[What this task involves]
Set down, in full, every record in the block.

Records excerpted from a collection:
========================================
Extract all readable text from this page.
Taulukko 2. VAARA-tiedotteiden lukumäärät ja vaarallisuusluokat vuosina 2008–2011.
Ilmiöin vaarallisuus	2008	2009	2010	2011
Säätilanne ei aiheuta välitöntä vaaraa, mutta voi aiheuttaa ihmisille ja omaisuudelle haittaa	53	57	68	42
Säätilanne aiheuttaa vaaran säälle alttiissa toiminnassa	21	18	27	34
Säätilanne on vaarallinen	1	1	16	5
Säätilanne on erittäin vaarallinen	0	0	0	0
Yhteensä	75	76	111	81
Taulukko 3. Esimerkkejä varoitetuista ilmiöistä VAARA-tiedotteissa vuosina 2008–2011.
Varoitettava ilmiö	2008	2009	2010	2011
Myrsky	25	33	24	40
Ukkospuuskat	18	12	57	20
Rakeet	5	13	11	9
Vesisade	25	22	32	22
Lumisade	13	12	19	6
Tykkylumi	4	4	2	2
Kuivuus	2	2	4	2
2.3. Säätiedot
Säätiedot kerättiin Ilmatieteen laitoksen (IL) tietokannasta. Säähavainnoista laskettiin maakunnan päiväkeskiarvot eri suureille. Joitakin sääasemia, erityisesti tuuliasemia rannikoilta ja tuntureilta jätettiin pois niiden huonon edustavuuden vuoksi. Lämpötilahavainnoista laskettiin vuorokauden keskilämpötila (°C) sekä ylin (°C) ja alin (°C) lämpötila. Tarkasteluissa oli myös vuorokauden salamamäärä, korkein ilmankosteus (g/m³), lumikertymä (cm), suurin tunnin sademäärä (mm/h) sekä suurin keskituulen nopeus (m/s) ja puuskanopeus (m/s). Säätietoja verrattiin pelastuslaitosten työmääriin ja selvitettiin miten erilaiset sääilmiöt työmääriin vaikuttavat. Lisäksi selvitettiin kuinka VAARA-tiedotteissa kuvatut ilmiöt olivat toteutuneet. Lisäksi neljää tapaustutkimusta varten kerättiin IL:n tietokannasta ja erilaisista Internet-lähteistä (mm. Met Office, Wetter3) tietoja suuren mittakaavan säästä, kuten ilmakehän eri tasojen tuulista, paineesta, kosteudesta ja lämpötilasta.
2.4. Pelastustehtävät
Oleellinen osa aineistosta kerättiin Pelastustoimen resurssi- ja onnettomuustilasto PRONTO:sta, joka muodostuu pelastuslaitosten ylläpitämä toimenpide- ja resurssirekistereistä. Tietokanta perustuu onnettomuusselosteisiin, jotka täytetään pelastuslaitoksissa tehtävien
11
========================================
[Expected answer]
Extract all readable text from this page.
Taulukko 2. VAARA-tiedotteiden lukumäärät ja vaarallisuusluokat vuosina 2008–2011.
Ilmiöin vaarallisuus	2008	2009	2010	2011
Säätilanne ei aiheuta välitöntä vaaraa, mutta voi aiheuttaa ihmisille ja omaisuudelle haittaa	53	57	68	42
Säätilanne aiheuttaa vaaran säälle alttiissa toiminnassa	21	18	27	34
Säätilanne on vaarallinen	1	1	16	5
Säätilanne on erittäin vaarallinen	0	0	0	0
Yhteensä	75	76	111	81
Taulukko 3. Esimerkkejä varoitetuista ilmiöistä VAARA-tiedotteissa vuosina 2008–2011.
Varoitettava ilmiö	2008	2009	2010	2011
Myrsky	25	33	24	40
Ukkospuuskat	18	12	57	20
Rakeet	5	13	11	9
Vesisade	25	22	32	22
Lumisade	13	12	19	6
Tykkylumi	4	4	2	2
Kuivuus	2	2	4	2
2.3. Säätiedot
Säätiedot kerättiin Ilmatieteen laitoksen (IL) tietokannasta. Säähavainnoista laskettiin maakunnan päiväkeskiarvot eri suureille. Joitakin sääasemia, erityisesti tuuliasemia rannikoilta ja tuntureilta jätettiin pois niiden huonon edustavuuden vuoksi. Lämpötilahavainnoista laskettiin vuorokauden keskilämpötila (°C) sekä ylin (°C) ja alin (°C) lämpötila. Tarkasteluissa oli myös vuorokauden salamamäärä, korkein ilmankosteus (g/m³), lumikertymä (cm), suurin tunnin sademäärä (mm/h) sekä suurin keskituulen nopeus (m/s) ja puuskanopeus (m/s). Säätietoja verrattiin pelastuslaitosten työmääriin ja selvitettiin miten erilaiset sääilmiöt työmääriin vaikuttavat. Lisäksi selvitettiin kuinka VAARA-tiedotteissa kuvatut ilmiöt olivat toteutuneet. Lisäksi neljää tapaustutkimusta varten kerättiin IL:n tietokannasta ja erilaisista Internet-lähteistä (mm. Met Office, Wetter3) tietoja suuren mittakaavan säästä, kuten ilmakehän eri tasojen tuulista, paineesta, kosteudesta ja lämpötilasta.
2.4. Pelastustehtävät
Oleellinen osa aineistosta kerättiin Pelastustoimen resurssi- ja onnettomuustilasto PRONTO:sta, joka muodostuu pelastuslaitosten ylläpitämä toimenpide- ja resurssirekistereistä. Tietokanta perustuu onnettomuusselosteisiin, jotka täytetään pelastuslaitoksissa tehtävien
11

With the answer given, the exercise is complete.